Data entries
— START —
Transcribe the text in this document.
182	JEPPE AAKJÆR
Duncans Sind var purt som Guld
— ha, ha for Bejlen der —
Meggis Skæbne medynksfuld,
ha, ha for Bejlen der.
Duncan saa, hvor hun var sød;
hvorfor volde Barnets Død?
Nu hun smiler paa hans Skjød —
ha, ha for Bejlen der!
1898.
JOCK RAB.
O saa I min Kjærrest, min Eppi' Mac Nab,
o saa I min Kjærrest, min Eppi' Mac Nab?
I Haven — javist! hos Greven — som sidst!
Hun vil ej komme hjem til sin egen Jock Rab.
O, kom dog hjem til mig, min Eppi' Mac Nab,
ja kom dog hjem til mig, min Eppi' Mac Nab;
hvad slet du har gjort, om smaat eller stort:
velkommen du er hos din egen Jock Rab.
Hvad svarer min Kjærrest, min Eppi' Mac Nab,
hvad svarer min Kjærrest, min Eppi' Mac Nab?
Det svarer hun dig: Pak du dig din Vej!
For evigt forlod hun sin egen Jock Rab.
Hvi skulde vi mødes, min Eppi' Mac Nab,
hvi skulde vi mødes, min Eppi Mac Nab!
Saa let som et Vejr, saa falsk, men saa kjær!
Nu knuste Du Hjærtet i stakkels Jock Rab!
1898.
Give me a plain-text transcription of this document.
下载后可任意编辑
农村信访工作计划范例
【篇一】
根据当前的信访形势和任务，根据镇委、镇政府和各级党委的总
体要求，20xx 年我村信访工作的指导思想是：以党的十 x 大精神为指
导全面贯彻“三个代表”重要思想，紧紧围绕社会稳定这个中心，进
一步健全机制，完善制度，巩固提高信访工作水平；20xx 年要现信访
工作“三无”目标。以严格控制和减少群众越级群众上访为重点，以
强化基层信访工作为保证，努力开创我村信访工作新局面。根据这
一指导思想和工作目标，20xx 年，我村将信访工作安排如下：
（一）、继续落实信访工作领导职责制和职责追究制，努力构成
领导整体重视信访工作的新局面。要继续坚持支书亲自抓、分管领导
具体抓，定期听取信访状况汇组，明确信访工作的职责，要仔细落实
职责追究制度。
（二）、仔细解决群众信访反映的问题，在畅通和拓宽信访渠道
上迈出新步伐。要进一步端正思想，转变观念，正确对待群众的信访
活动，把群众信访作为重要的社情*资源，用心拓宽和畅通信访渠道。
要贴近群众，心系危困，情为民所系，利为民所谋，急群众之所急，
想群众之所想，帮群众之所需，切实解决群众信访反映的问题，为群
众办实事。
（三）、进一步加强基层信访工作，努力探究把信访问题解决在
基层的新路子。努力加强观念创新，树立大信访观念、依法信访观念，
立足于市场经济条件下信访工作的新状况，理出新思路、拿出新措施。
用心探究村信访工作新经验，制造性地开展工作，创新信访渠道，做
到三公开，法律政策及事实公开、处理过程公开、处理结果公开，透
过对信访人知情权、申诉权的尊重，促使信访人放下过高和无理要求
— END —
Take the lines from the one containing "Give me a plain-text" to the last line of the material above and write them out exactly.

Give me a plain-text transcription of this document.
下载后可任意编辑
农村信访工作计划范例
【篇一】
根据当前的信访形势和任务，根据镇委、镇政府和各级党委的总
体要求，20xx 年我村信访工作的指导思想是：以党的十 x 大精神为指
导全面贯彻“三个代表”重要思想，紧紧围绕社会稳定这个中心，进
一步健全机制，完善制度，巩固提高信访工作水平；20xx 年要现信访
工作“三无”目标。以严格控制和减少群众越级群众上访为重点，以
强化基层信访工作为保证，努力开创我村信访工作新局面。根据这
一指导思想和工作目标，20xx 年，我村将信访工作安排如下：
（一）、继续落实信访工作领导职责制和职责追究制，努力构成
领导整体重视信访工作的新局面。要继续坚持支书亲自抓、分管领导
具体抓，定期听取信访状况汇组，明确信访工作的职责，要仔细落实
职责追究制度。
（二）、仔细解决群众信访反映的问题，在畅通和拓宽信访渠道
上迈出新步伐。要进一步端正思想，转变观念，正确对待群众的信访
活动，把群众信访作为重要的社情*资源，用心拓宽和畅通信访渠道。
要贴近群众，心系危困，情为民所系，利为民所谋，急群众之所急，
想群众之所想，帮群众之所需，切实解决群众信访反映的问题，为群
众办实事。
（三）、进一步加强基层信访工作，努力探究把信访问题解决在
基层的新路子。努力加强观念创新，树立大信访观念、依法信访观念，
立足于市场经济条件下信访工作的新状况，理出新思路、拿出新措施。
用心探究村信访工作新经验，制造性地开展工作，创新信访渠道，做
到三公开，法律政策及事实公开、处理过程公开、处理结果公开，透
过对信访人知情权、申诉权的尊重，促使信访人放下过高和无理要求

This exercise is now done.